The request —
In the agreement excerpt below, list the entities that Section 6.10 names as the only ones, apart from its stated exception, on whom the Agreement is meant to confer any benefit, right or remedies.

Text provided —
************

Section 6.9 Severability. If any provision of this Agreement, or the application thereof to any person or circumstance, is determined by a court of competent jurisdiction to be invalid, void or unenforceable, the remaining provisions hereof, or the application of such provision to persons or circumstances other than those as to which it has been held invalid or unenforceable, will remain in full force and effect and shall in no way be affected, impaired or invalidated thereby, so long as the economic or legal substance of the transactions contemplated hereby is not affected in any manner materially adverse to any party. Upon such determi
nation, the parties shall negotiate in good faith in an effort to agree upon a suitable and equitable substitute provision to effect the original intent of the parties.
Section 6.10 No Third-Party Beneficiaries. Nothing contained in this Agreement, expressed or implied, is intended to confer upon any person or entity other than the Company, the Trust and the Investor any benefit, right or remedies, except that the provisions of Sections 4.4 and 5.4 shall inure to the benefit of the persons holding Capital Securities during any tacked holding period, as contemplated by that Section.

************

Recorded information —
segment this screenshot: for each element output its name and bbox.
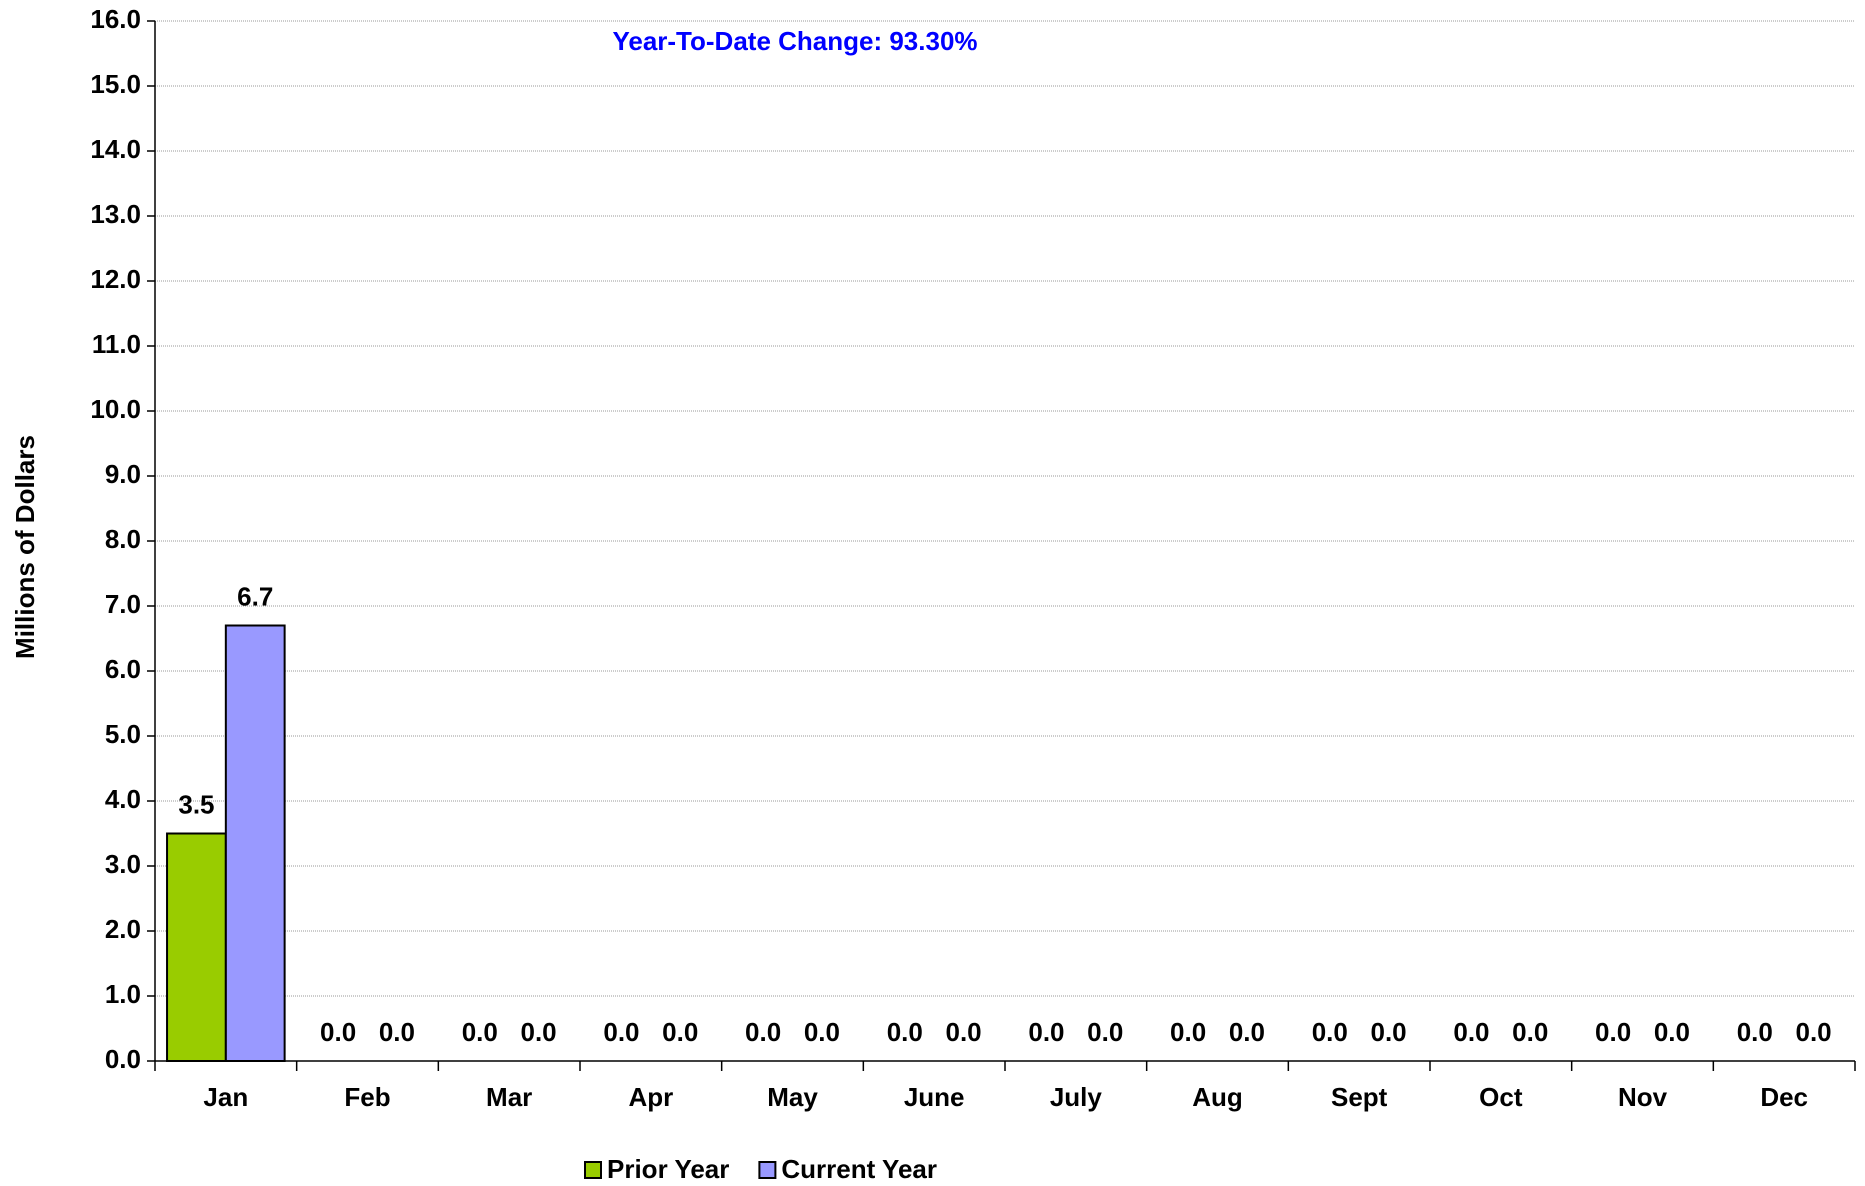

************

Reply —
The Company, the Trust and the Investor.